= Listed entries =
....

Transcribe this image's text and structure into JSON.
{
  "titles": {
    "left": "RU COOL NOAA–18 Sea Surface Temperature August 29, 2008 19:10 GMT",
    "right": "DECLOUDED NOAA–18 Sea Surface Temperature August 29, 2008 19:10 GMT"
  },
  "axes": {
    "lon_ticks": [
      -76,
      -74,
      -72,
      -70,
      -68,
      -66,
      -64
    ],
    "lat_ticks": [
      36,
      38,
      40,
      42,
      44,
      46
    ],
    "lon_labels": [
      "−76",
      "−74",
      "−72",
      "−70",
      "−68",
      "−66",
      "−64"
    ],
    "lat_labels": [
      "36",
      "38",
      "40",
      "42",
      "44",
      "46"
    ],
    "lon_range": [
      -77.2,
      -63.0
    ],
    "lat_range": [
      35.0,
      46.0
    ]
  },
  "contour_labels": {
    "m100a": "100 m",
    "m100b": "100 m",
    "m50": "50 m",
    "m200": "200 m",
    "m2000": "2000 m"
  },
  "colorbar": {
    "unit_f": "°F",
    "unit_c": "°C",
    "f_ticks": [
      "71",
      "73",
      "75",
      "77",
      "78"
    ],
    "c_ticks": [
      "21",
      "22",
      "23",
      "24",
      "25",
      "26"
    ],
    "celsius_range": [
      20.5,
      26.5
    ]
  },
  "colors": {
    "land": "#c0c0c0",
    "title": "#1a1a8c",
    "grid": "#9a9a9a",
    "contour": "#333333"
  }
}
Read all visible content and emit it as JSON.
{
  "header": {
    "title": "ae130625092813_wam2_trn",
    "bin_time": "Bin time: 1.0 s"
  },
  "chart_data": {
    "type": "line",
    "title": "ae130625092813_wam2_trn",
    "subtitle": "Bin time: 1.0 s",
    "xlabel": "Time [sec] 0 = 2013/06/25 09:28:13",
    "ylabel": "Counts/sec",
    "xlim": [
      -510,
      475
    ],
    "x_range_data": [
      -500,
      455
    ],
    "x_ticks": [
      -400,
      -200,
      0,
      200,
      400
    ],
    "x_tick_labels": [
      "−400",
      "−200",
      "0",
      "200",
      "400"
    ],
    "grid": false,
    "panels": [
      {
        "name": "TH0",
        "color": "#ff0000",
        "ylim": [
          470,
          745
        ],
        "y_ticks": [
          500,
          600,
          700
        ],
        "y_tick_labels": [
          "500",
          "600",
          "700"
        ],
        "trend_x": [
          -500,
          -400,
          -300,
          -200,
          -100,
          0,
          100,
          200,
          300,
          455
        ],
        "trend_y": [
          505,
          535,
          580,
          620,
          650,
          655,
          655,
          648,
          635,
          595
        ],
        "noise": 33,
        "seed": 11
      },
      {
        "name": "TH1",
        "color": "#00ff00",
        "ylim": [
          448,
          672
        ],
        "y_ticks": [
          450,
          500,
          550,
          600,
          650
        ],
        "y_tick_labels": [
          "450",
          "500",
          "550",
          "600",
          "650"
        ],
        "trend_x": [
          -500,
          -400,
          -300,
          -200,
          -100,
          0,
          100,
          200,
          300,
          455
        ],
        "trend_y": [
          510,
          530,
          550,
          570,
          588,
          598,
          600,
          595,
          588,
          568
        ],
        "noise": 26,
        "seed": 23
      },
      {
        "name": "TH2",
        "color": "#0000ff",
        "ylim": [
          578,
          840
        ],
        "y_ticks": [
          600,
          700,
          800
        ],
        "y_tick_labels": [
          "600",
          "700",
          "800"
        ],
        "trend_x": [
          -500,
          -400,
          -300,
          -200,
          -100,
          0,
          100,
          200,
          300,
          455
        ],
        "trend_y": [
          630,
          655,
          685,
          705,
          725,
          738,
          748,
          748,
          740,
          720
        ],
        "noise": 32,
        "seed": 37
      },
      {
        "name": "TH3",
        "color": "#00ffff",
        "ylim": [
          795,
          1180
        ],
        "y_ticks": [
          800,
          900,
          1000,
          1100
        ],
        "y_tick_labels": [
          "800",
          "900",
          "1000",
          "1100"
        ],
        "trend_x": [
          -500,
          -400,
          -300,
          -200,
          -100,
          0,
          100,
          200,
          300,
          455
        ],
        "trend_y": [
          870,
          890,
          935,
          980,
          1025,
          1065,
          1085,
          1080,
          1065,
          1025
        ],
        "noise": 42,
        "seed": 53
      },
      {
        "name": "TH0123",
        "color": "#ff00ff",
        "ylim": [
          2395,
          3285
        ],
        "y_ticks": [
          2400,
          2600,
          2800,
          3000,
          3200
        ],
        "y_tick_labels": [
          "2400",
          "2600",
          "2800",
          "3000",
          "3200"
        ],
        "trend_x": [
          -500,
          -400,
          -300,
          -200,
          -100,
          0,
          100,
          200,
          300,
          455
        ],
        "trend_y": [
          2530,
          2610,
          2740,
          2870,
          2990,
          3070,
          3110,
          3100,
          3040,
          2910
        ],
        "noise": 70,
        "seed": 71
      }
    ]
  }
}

....

= What is asked =
Restate all of the entries exactly, please.

= Complete answer =
Transcribe this image's text and structure into JSON.
{
  "titles": {
    "left": "RU COOL NOAA–18 Sea Surface Temperature August 29, 2008 19:10 GMT",
    "right": "DECLOUDED NOAA–18 Sea Surface Temperature August 29, 2008 19:10 GMT"
  },
  "axes": {
    "lon_ticks": [
      -76,
      -74,
      -72,
      -70,
      -68,
      -66,
      -64
    ],
    "lat_ticks": [
      36,
      38,
      40,
      42,
      44,
      46
    ],
    "lon_labels": [
      "−76",
      "−74",
      "−72",
      "−70",
      "−68",
      "−66",
      "−64"
    ],
    "lat_labels": [
      "36",
      "38",
      "40",
      "42",
      "44",
      "46"
    ],
    "lon_range": [
      -77.2,
      -63.0
    ],
    "lat_range": [
      35.0,
      46.0
    ]
  },
  "contour_labels": {
    "m100a": "100 m",
    "m100b": "100 m",
    "m50": "50 m",
    "m200": "200 m",
    "m2000": "2000 m"
  },
  "colorbar": {
    "unit_f": "°F",
    "unit_c": "°C",
    "f_ticks": [
      "71",
      "73",
      "75",
      "77",
      "78"
    ],
    "c_ticks": [
      "21",
      "22",
      "23",
      "24",
      "25",
      "26"
    ],
    "celsius_range": [
      20.5,
      26.5
    ]
  },
  "colors": {
    "land": "#c0c0c0",
    "title": "#1a1a8c",
    "grid": "#9a9a9a",
    "contour": "#333333"
  }
}
Read all visible content and emit it as JSON.
{
  "header": {
    "title": "ae130625092813_wam2_trn",
    "bin_time": "Bin time: 1.0 s"
  },
  "chart_data": {
    "type": "line",
    "title": "ae130625092813_wam2_trn",
    "subtitle": "Bin time: 1.0 s",
    "xlabel": "Time [sec] 0 = 2013/06/25 09:28:13",
    "ylabel": "Counts/sec",
    "xlim": [
      -510,
      475
    ],
    "x_range_data": [
      -500,
      455
    ],
    "x_ticks": [
      -400,
      -200,
      0,
      200,
      400
    ],
    "x_tick_labels": [
      "−400",
      "−200",
      "0",
      "200",
      "400"
    ],
    "grid": false,
    "panels": [
      {
        "name": "TH0",
        "color": "#ff0000",
        "ylim": [
          470,
          745
        ],
        "y_ticks": [
          500,
          600,
          700
        ],
        "y_tick_labels": [
          "500",
          "600",
          "700"
        ],
        "trend_x": [
          -500,
          -400,
          -300,
          -200,
          -100,
          0,
          100,
          200,
          300,
          455
        ],
        "trend_y": [
          505,
          535,
          580,
          620,
          650,
          655,
          655,
          648,
          635,
          595
        ],
        "noise": 33,
        "seed": 11
      },
      {
        "name": "TH1",
        "color": "#00ff00",
        "ylim": [
          448,
          672
        ],
        "y_ticks": [
          450,
          500,
          550,
          600,
          650
        ],
        "y_tick_labels": [
          "450",
          "500",
          "550",
          "600",
          "650"
        ],
        "trend_x": [
          -500,
          -400,
          -300,
          -200,
          -100,
          0,
          100,
          200,
          300,
          455
        ],
        "trend_y": [
          510,
          530,
          550,
          570,
          588,
          598,
          600,
          595,
          588,
          568
        ],
        "noise": 26,
        "seed": 23
      },
      {
        "name": "TH2",
        "color": "#0000ff",
        "ylim": [
          578,
          840
        ],
        "y_ticks": [
          600,
          700,
          800
        ],
        "y_tick_labels": [
          "600",
          "700",
          "800"
        ],
        "trend_x": [
          -500,
          -400,
          -300,
          -200,
          -100,
          0,
          100,
          200,
          300,
          455
        ],
        "trend_y": [
          630,
          655,
          685,
          705,
          725,
          738,
          748,
          748,
          740,
          720
        ],
        "noise": 32,
        "seed": 37
      },
      {
        "name": "TH3",
        "color": "#00ffff",
        "ylim": [
          795,
          1180
        ],
        "y_ticks": [
          800,
          900,
          1000,
          1100
        ],
        "y_tick_labels": [
          "800",
          "900",
          "1000",
          "1100"
        ],
        "trend_x": [
          -500,
          -400,
          -300,
          -200,
          -100,
          0,
          100,
          200,
          300,
          455
        ],
        "trend_y": [
          870,
          890,
          935,
          980,
          1025,
          1065,
          1085,
          1080,
          1065,
          1025
        ],
        "noise": 42,
        "seed": 53
      },
      {
        "name": "TH0123",
        "color": "#ff00ff",
        "ylim": [
          2395,
          3285
        ],
        "y_ticks": [
          2400,
          2600,
          2800,
          3000,
          3200
        ],
        "y_tick_labels": [
          "2400",
          "2600",
          "2800",
          "3000",
          "3200"
        ],
        "trend_x": [
          -500,
          -400,
          -300,
          -200,
          -100,
          0,
          100,
          200,
          300,
          455
        ],
        "trend_y": [
          2530,
          2610,
          2740,
          2870,
          2990,
          3070,
          3110,
          3100,
          3040,
          2910
        ],
        "noise": 70,
        "seed": 71
      }
    ]
  }
}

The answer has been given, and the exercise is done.